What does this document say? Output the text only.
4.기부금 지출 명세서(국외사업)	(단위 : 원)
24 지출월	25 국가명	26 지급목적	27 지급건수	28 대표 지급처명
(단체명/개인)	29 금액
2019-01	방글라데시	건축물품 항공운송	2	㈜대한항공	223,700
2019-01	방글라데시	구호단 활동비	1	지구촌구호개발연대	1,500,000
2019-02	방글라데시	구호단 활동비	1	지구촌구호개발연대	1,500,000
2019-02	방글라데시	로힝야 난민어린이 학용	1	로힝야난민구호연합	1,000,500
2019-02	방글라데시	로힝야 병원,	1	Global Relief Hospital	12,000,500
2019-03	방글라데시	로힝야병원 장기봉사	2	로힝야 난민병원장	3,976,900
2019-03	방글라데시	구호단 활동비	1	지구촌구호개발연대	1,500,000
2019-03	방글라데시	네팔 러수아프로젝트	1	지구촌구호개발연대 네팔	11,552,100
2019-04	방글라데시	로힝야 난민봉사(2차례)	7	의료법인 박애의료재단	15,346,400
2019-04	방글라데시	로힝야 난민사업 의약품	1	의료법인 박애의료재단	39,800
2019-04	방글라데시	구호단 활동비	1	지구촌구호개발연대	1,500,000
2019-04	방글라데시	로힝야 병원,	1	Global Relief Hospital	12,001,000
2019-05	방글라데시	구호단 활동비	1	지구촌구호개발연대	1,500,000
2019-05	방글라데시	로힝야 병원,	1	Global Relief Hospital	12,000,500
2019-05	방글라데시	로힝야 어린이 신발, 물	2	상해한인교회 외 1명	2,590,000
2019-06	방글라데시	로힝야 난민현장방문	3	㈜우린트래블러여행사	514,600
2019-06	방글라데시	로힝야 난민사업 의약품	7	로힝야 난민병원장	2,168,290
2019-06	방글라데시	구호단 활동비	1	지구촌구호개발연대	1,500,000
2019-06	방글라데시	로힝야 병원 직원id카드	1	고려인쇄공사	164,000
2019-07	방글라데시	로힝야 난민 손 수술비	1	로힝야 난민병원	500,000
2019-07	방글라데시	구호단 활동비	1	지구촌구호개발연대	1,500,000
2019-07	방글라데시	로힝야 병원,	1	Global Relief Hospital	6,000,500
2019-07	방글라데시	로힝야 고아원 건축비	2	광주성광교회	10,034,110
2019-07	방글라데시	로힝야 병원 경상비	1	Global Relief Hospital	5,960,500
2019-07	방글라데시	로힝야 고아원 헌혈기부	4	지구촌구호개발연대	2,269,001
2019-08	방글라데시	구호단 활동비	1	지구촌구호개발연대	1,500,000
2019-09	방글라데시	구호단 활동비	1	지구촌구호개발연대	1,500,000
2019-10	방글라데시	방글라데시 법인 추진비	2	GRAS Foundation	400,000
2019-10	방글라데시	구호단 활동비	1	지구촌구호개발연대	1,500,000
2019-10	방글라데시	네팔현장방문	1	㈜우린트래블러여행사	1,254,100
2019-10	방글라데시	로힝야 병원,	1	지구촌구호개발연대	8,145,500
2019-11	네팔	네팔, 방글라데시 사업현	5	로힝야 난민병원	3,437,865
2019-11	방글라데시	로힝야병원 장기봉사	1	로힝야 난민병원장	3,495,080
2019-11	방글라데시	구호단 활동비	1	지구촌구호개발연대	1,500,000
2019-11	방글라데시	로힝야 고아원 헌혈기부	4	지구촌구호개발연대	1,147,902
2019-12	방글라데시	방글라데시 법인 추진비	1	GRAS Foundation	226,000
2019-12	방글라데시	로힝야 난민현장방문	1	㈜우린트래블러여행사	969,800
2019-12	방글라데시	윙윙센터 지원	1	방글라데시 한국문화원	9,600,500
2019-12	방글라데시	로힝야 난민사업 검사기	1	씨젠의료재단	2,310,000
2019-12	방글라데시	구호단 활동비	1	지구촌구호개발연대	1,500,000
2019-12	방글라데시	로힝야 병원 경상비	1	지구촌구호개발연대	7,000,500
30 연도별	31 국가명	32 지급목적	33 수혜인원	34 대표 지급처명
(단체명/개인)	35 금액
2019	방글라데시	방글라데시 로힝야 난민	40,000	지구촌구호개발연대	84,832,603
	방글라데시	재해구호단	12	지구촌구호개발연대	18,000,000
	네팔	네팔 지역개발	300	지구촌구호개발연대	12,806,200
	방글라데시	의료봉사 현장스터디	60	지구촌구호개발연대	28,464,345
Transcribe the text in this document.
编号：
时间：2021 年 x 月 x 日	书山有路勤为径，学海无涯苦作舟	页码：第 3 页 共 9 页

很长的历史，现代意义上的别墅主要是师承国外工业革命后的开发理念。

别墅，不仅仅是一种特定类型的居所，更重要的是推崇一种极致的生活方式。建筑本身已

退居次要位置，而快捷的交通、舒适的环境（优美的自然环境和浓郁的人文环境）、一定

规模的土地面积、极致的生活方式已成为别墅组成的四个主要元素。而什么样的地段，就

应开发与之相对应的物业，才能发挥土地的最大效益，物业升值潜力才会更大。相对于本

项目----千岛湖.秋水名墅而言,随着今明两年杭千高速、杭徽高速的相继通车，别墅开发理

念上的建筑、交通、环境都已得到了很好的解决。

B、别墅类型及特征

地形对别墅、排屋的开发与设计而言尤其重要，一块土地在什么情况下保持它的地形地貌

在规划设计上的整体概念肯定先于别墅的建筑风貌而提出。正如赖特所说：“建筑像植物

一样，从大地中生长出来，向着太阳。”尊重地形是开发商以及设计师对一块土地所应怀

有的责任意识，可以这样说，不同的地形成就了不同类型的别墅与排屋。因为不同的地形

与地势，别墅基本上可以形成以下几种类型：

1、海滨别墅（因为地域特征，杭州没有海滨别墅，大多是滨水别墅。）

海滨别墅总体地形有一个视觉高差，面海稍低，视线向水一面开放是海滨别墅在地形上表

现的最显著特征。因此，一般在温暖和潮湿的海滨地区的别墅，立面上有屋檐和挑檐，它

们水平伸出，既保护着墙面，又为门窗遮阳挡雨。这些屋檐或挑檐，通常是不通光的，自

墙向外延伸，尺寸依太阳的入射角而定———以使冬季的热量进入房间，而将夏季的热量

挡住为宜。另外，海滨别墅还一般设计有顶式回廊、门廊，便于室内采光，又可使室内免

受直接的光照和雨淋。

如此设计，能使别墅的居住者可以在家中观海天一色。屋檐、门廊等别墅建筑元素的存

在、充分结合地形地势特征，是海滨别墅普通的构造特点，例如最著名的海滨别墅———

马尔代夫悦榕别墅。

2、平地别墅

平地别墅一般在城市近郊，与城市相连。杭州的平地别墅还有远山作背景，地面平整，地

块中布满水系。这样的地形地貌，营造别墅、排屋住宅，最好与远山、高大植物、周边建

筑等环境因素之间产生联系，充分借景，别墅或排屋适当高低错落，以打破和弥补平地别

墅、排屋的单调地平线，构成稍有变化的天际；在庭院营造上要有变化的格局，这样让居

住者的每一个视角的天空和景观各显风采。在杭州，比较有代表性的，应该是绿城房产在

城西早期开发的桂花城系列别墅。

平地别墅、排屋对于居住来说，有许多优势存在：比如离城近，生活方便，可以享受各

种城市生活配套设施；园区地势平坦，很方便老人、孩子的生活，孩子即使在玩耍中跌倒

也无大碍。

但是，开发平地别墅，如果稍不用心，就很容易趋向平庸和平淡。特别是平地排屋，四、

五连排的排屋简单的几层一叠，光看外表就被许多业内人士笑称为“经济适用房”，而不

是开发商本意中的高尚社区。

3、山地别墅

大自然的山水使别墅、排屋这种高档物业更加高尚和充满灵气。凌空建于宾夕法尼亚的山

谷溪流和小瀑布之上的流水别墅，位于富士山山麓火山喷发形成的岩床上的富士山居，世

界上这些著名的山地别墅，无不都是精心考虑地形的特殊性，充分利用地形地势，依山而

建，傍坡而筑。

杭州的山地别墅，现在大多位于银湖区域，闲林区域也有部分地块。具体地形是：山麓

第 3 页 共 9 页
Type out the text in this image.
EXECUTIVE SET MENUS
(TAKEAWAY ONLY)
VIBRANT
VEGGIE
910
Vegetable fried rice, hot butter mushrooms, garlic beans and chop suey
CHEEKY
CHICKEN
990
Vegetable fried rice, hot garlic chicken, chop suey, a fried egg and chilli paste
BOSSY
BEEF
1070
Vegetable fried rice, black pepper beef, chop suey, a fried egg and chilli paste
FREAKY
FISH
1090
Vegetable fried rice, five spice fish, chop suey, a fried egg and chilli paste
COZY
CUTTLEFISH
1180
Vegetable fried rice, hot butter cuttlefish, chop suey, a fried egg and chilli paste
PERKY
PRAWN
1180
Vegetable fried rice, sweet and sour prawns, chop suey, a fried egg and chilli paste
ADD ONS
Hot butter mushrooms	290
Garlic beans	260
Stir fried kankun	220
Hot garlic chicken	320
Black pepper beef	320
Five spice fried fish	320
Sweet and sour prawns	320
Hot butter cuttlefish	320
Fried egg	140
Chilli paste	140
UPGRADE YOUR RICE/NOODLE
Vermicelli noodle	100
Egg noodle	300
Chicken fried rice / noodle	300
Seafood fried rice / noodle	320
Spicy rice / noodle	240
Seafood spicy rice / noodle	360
════════
Problem details: From the data above, copy each line that has the string "chop".

Expected answer:
Vegetable fried rice, hot butter mushrooms, garlic beans and chop suey
Vegetable fried rice, hot garlic chicken, chop suey, a fried egg and chilli paste
Vegetable fried rice, black pepper beef, chop suey, a fried egg and chilli paste
Vegetable fried rice, five spice fish, chop suey, a fried egg and chilli paste
Vegetable fried rice, hot butter cuttlefish, chop suey, a fried egg and chilli paste
Vegetable fried rice, sweet and sour prawns, chop suey, a fried egg and chilli paste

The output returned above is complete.